TASK OBJECTIVE:
Faithfully repeat all of the records, as they are written below.

(TASK DATA)

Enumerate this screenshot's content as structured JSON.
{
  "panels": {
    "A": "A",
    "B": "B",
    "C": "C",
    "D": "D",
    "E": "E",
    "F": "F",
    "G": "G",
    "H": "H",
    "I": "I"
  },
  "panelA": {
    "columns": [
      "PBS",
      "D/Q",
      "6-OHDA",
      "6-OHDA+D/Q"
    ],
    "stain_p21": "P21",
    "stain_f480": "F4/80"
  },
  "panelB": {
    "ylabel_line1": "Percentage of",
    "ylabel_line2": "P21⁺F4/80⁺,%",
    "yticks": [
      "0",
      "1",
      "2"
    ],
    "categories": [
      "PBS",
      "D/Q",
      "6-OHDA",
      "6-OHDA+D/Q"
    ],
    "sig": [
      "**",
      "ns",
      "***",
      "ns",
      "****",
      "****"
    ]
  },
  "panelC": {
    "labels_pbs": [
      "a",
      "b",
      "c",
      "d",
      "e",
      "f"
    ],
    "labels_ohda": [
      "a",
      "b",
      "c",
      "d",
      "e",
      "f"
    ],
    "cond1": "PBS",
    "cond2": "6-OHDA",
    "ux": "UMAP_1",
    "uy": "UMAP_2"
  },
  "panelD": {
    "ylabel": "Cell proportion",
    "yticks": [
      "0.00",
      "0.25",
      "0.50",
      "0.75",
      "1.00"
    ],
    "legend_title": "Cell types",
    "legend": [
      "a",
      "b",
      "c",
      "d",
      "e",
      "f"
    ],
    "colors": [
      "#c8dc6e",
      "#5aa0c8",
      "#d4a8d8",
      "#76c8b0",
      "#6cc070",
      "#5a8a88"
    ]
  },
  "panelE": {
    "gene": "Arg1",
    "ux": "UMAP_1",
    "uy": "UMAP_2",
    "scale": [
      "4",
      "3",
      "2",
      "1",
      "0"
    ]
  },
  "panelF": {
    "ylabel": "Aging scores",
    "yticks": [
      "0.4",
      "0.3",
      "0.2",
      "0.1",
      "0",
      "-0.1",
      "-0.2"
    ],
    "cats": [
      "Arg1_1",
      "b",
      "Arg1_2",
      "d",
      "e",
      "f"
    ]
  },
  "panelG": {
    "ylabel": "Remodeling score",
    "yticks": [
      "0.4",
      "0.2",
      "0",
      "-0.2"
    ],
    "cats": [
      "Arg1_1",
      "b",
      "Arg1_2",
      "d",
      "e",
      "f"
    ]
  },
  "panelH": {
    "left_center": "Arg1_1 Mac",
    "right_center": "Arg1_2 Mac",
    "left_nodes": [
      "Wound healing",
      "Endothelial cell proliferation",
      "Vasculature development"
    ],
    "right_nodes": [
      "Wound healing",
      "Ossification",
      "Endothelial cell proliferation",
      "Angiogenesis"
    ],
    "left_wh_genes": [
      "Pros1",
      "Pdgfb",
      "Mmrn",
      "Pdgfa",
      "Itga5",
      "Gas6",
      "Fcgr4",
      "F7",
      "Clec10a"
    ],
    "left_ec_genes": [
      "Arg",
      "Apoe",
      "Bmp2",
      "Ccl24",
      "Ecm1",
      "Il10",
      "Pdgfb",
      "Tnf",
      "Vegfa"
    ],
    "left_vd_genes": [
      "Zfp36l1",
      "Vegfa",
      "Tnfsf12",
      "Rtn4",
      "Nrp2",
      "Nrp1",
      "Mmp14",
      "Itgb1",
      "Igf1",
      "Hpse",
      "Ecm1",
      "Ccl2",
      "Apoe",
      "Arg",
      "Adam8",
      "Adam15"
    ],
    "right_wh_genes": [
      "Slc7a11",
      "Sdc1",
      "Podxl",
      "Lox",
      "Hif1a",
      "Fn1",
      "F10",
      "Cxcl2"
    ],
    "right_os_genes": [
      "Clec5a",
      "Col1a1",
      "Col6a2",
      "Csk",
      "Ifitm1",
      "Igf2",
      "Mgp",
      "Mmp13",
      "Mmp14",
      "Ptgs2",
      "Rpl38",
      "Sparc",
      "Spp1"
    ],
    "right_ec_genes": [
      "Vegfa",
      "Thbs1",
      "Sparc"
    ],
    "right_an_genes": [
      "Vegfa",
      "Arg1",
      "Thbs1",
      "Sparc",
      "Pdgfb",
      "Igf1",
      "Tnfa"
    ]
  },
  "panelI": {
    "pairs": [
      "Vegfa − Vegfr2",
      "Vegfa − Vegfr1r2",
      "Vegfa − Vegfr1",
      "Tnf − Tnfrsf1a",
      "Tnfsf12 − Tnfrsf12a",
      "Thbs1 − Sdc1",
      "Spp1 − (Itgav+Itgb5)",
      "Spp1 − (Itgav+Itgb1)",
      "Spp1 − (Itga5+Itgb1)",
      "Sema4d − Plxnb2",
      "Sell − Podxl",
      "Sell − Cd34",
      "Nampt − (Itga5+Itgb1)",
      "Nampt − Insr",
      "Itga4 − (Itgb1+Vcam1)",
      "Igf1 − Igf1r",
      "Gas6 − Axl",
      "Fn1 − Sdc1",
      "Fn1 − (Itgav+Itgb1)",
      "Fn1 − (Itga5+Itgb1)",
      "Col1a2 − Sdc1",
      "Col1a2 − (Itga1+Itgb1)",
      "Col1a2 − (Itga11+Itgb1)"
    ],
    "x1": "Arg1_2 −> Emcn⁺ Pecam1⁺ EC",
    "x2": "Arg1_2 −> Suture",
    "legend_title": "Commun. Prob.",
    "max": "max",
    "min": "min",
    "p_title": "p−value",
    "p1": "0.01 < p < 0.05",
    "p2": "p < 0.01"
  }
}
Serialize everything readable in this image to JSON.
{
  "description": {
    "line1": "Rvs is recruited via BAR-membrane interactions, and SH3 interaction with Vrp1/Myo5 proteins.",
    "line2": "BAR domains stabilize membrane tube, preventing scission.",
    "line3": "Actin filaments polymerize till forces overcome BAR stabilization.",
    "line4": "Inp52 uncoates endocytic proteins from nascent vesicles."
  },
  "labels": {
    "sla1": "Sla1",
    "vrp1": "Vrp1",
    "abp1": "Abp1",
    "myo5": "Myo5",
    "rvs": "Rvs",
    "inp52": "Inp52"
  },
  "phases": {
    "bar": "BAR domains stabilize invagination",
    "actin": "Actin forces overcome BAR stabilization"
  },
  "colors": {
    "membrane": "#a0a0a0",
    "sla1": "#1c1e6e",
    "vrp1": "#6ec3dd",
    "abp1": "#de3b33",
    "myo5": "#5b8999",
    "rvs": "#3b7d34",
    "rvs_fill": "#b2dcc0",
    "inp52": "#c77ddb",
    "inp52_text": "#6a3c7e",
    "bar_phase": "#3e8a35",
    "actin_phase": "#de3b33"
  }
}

(End TASK DATA)

THE COMPLETED TASK:
Enumerate this screenshot's content as structured JSON.
{
  "panels": {
    "A": "A",
    "B": "B",
    "C": "C",
    "D": "D",
    "E": "E",
    "F": "F",
    "G": "G",
    "H": "H",
    "I": "I"
  },
  "panelA": {
    "columns": [
      "PBS",
      "D/Q",
      "6-OHDA",
      "6-OHDA+D/Q"
    ],
    "stain_p21": "P21",
    "stain_f480": "F4/80"
  },
  "panelB": {
    "ylabel_line1": "Percentage of",
    "ylabel_line2": "P21⁺F4/80⁺,%",
    "yticks": [
      "0",
      "1",
      "2"
    ],
    "categories": [
      "PBS",
      "D/Q",
      "6-OHDA",
      "6-OHDA+D/Q"
    ],
    "sig": [
      "**",
      "ns",
      "***",
      "ns",
      "****",
      "****"
    ]
  },
  "panelC": {
    "labels_pbs": [
      "a",
      "b",
      "c",
      "d",
      "e",
      "f"
    ],
    "labels_ohda": [
      "a",
      "b",
      "c",
      "d",
      "e",
      "f"
    ],
    "cond1": "PBS",
    "cond2": "6-OHDA",
    "ux": "UMAP_1",
    "uy": "UMAP_2"
  },
  "panelD": {
    "ylabel": "Cell proportion",
    "yticks": [
      "0.00",
      "0.25",
      "0.50",
      "0.75",
      "1.00"
    ],
    "legend_title": "Cell types",
    "legend": [
      "a",
      "b",
      "c",
      "d",
      "e",
      "f"
    ],
    "colors": [
      "#c8dc6e",
      "#5aa0c8",
      "#d4a8d8",
      "#76c8b0",
      "#6cc070",
      "#5a8a88"
    ]
  },
  "panelE": {
    "gene": "Arg1",
    "ux": "UMAP_1",
    "uy": "UMAP_2",
    "scale": [
      "4",
      "3",
      "2",
      "1",
      "0"
    ]
  },
  "panelF": {
    "ylabel": "Aging scores",
    "yticks": [
      "0.4",
      "0.3",
      "0.2",
      "0.1",
      "0",
      "-0.1",
      "-0.2"
    ],
    "cats": [
      "Arg1_1",
      "b",
      "Arg1_2",
      "d",
      "e",
      "f"
    ]
  },
  "panelG": {
    "ylabel": "Remodeling score",
    "yticks": [
      "0.4",
      "0.2",
      "0",
      "-0.2"
    ],
    "cats": [
      "Arg1_1",
      "b",
      "Arg1_2",
      "d",
      "e",
      "f"
    ]
  },
  "panelH": {
    "left_center": "Arg1_1 Mac",
    "right_center": "Arg1_2 Mac",
    "left_nodes": [
      "Wound healing",
      "Endothelial cell proliferation",
      "Vasculature development"
    ],
    "right_nodes": [
      "Wound healing",
      "Ossification",
      "Endothelial cell proliferation",
      "Angiogenesis"
    ],
    "left_wh_genes": [
      "Pros1",
      "Pdgfb",
      "Mmrn",
      "Pdgfa",
      "Itga5",
      "Gas6",
      "Fcgr4",
      "F7",
      "Clec10a"
    ],
    "left_ec_genes": [
      "Arg",
      "Apoe",
      "Bmp2",
      "Ccl24",
      "Ecm1",
      "Il10",
      "Pdgfb",
      "Tnf",
      "Vegfa"
    ],
    "left_vd_genes": [
      "Zfp36l1",
      "Vegfa",
      "Tnfsf12",
      "Rtn4",
      "Nrp2",
      "Nrp1",
      "Mmp14",
      "Itgb1",
      "Igf1",
      "Hpse",
      "Ecm1",
      "Ccl2",
      "Apoe",
      "Arg",
      "Adam8",
      "Adam15"
    ],
    "right_wh_genes": [
      "Slc7a11",
      "Sdc1",
      "Podxl",
      "Lox",
      "Hif1a",
      "Fn1",
      "F10",
      "Cxcl2"
    ],
    "right_os_genes": [
      "Clec5a",
      "Col1a1",
      "Col6a2",
      "Csk",
      "Ifitm1",
      "Igf2",
      "Mgp",
      "Mmp13",
      "Mmp14",
      "Ptgs2",
      "Rpl38",
      "Sparc",
      "Spp1"
    ],
    "right_ec_genes": [
      "Vegfa",
      "Thbs1",
      "Sparc"
    ],
    "right_an_genes": [
      "Vegfa",
      "Arg1",
      "Thbs1",
      "Sparc",
      "Pdgfb",
      "Igf1",
      "Tnfa"
    ]
  },
  "panelI": {
    "pairs": [
      "Vegfa − Vegfr2",
      "Vegfa − Vegfr1r2",
      "Vegfa − Vegfr1",
      "Tnf − Tnfrsf1a",
      "Tnfsf12 − Tnfrsf12a",
      "Thbs1 − Sdc1",
      "Spp1 − (Itgav+Itgb5)",
      "Spp1 − (Itgav+Itgb1)",
      "Spp1 − (Itga5+Itgb1)",
      "Sema4d − Plxnb2",
      "Sell − Podxl",
      "Sell − Cd34",
      "Nampt − (Itga5+Itgb1)",
      "Nampt − Insr",
      "Itga4 − (Itgb1+Vcam1)",
      "Igf1 − Igf1r",
      "Gas6 − Axl",
      "Fn1 − Sdc1",
      "Fn1 − (Itgav+Itgb1)",
      "Fn1 − (Itga5+Itgb1)",
      "Col1a2 − Sdc1",
      "Col1a2 − (Itga1+Itgb1)",
      "Col1a2 − (Itga11+Itgb1)"
    ],
    "x1": "Arg1_2 −> Emcn⁺ Pecam1⁺ EC",
    "x2": "Arg1_2 −> Suture",
    "legend_title": "Commun. Prob.",
    "max": "max",
    "min": "min",
    "p_title": "p−value",
    "p1": "0.01 < p < 0.05",
    "p2": "p < 0.01"
  }
}
Serialize everything readable in this image to JSON.
{
  "description": {
    "line1": "Rvs is recruited via BAR-membrane interactions, and SH3 interaction with Vrp1/Myo5 proteins.",
    "line2": "BAR domains stabilize membrane tube, preventing scission.",
    "line3": "Actin filaments polymerize till forces overcome BAR stabilization.",
    "line4": "Inp52 uncoates endocytic proteins from nascent vesicles."
  },
  "labels": {
    "sla1": "Sla1",
    "vrp1": "Vrp1",
    "abp1": "Abp1",
    "myo5": "Myo5",
    "rvs": "Rvs",
    "inp52": "Inp52"
  },
  "phases": {
    "bar": "BAR domains stabilize invagination",
    "actin": "Actin forces overcome BAR stabilization"
  },
  "colors": {
    "membrane": "#a0a0a0",
    "sla1": "#1c1e6e",
    "vrp1": "#6ec3dd",
    "abp1": "#de3b33",
    "myo5": "#5b8999",
    "rvs": "#3b7d34",
    "rvs_fill": "#b2dcc0",
    "inp52": "#c77ddb",
    "inp52_text": "#6a3c7e",
    "bar_phase": "#3e8a35",
    "actin_phase": "#de3b33"
  }
}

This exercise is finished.